PROVIDED DATA
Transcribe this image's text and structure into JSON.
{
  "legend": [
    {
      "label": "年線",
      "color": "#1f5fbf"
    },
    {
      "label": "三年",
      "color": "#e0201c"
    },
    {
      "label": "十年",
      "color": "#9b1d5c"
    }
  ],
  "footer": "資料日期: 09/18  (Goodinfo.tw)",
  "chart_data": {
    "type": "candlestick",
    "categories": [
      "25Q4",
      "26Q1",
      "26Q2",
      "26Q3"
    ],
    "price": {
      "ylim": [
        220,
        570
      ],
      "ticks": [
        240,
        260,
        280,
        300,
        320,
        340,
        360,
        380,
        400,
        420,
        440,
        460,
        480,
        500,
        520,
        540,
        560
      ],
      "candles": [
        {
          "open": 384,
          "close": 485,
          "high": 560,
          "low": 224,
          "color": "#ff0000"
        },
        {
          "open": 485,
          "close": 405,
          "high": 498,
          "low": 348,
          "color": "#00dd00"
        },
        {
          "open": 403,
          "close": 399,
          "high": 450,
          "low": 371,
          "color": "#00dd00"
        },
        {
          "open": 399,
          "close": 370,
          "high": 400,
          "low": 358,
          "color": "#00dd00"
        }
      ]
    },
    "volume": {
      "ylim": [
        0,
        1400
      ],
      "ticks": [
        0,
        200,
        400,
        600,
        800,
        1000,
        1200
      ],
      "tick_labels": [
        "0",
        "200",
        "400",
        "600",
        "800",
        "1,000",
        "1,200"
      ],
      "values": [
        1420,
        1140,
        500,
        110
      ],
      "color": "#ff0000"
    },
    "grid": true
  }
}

DIRECTIONS
Give the material above again, word for word.

EXPECTED OUTPUT
Transcribe this image's text and structure into JSON.
{
  "legend": [
    {
      "label": "年線",
      "color": "#1f5fbf"
    },
    {
      "label": "三年",
      "color": "#e0201c"
    },
    {
      "label": "十年",
      "color": "#9b1d5c"
    }
  ],
  "footer": "資料日期: 09/18  (Goodinfo.tw)",
  "chart_data": {
    "type": "candlestick",
    "categories": [
      "25Q4",
      "26Q1",
      "26Q2",
      "26Q3"
    ],
    "price": {
      "ylim": [
        220,
        570
      ],
      "ticks": [
        240,
        260,
        280,
        300,
        320,
        340,
        360,
        380,
        400,
        420,
        440,
        460,
        480,
        500,
        520,
        540,
        560
      ],
      "candles": [
        {
          "open": 384,
          "close": 485,
          "high": 560,
          "low": 224,
          "color": "#ff0000"
        },
        {
          "open": 485,
          "close": 405,
          "high": 498,
          "low": 348,
          "color": "#00dd00"
        },
        {
          "open": 403,
          "close": 399,
          "high": 450,
          "low": 371,
          "color": "#00dd00"
        },
        {
          "open": 399,
          "close": 370,
          "high": 400,
          "low": 358,
          "color": "#00dd00"
        }
      ]
    },
    "volume": {
      "ylim": [
        0,
        1400
      ],
      "ticks": [
        0,
        200,
        400,
        600,
        800,
        1000,
        1200
      ],
      "tick_labels": [
        "0",
        "200",
        "400",
        "600",
        "800",
        "1,000",
        "1,200"
      ],
      "values": [
        1420,
        1140,
        500,
        110
      ],
      "color": "#ff0000"
    },
    "grid": true
  }
}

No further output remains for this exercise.